§ **WORK INSTRUCTIONS**: Identify the lines that include the word "jour", then copy all of them.

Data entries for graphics
━━━━━━━━━━━━━━━━━━━━━━━━━━━━━━
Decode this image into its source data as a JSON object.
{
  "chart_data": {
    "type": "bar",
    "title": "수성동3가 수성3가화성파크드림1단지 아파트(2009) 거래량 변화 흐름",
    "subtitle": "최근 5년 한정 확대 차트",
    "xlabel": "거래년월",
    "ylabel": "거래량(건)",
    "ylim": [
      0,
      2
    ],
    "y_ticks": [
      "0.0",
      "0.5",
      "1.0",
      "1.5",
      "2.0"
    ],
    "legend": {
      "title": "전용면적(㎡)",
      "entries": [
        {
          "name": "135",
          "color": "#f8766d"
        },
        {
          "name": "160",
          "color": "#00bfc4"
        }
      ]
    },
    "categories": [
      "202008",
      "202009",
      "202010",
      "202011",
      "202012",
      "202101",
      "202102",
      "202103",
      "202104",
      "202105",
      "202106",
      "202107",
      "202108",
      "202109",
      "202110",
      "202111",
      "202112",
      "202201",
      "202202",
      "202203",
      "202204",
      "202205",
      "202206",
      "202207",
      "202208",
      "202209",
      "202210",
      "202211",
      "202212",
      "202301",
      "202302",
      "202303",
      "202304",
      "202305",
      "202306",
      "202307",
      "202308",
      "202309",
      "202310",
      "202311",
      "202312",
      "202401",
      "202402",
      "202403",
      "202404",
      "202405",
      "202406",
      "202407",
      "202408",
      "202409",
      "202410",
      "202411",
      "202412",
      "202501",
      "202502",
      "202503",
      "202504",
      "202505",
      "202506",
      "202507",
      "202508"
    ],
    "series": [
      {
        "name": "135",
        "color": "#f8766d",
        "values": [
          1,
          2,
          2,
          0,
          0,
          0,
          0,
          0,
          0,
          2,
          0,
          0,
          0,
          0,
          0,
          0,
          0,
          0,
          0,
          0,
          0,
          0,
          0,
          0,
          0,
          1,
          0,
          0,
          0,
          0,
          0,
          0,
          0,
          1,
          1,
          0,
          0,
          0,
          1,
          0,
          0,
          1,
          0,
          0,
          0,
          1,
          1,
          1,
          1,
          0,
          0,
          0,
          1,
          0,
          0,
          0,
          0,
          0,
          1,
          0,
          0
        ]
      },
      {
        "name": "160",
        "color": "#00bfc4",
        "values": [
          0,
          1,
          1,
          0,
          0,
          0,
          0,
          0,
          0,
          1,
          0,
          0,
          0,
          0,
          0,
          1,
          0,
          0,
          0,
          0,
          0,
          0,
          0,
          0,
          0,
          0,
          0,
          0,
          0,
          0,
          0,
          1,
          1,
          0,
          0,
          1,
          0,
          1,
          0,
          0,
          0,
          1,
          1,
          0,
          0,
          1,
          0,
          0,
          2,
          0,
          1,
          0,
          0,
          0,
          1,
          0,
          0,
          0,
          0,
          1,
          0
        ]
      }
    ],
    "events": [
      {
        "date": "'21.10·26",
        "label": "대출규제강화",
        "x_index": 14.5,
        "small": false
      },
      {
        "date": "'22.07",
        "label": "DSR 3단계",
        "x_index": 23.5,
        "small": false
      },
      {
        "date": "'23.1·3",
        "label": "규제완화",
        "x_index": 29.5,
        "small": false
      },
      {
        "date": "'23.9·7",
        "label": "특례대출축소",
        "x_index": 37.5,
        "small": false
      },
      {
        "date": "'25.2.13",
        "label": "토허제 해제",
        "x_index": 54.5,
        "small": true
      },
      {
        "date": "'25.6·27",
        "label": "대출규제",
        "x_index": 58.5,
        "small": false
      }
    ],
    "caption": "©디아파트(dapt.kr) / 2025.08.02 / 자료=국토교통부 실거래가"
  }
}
━━━━━━━━━━━━━━━━━━━━━━━━━━━━━━
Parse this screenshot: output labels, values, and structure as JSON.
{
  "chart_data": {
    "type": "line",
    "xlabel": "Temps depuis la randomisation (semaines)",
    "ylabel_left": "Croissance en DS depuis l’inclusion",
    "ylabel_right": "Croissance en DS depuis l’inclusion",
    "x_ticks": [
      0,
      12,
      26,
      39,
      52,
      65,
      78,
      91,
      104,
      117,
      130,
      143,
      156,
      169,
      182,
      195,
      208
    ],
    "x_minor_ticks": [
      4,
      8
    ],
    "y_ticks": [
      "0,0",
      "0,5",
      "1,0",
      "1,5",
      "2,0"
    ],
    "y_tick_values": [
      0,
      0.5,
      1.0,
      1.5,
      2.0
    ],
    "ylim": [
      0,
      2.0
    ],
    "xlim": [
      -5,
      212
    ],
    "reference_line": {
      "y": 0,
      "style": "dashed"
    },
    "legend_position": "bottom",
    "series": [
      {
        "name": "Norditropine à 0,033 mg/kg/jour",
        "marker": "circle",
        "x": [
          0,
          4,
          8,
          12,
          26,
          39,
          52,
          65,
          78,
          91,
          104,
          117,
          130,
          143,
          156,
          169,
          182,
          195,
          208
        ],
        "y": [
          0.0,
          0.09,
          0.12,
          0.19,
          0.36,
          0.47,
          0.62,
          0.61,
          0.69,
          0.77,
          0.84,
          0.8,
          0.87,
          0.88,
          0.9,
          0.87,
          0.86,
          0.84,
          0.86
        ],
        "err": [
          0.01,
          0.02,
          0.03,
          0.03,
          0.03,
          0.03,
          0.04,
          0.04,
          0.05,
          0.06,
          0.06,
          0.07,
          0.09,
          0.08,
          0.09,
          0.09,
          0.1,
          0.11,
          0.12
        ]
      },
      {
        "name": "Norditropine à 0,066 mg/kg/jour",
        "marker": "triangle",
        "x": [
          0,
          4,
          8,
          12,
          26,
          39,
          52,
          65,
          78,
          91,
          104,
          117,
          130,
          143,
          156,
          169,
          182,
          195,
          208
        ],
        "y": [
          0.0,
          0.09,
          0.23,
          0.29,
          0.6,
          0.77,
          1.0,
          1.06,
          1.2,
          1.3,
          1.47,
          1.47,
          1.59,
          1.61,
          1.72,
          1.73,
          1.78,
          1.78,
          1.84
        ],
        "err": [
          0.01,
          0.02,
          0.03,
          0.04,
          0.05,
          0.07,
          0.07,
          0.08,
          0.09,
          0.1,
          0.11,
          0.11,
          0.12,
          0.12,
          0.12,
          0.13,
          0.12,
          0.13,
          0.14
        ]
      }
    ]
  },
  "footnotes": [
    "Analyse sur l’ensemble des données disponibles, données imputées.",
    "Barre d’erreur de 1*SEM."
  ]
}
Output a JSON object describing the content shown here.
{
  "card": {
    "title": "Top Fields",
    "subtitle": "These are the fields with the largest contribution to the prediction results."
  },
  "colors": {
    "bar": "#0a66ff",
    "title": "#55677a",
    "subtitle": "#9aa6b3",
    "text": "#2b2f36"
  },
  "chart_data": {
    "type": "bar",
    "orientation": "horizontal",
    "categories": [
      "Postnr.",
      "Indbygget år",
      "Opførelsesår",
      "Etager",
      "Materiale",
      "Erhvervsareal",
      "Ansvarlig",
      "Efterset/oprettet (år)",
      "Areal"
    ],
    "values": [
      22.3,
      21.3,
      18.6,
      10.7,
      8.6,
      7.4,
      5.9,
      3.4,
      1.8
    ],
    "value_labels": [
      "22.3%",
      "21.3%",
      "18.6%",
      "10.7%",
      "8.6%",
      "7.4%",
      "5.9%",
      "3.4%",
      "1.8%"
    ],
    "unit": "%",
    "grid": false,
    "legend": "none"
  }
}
━━━━━━━━━━━━━━━━━━━━━━━━━━━━━━
§ **THE RESULT**:
        "name": "Norditropine à 0,033 mg/kg/jour",
        "name": "Norditropine à 0,066 mg/kg/jour",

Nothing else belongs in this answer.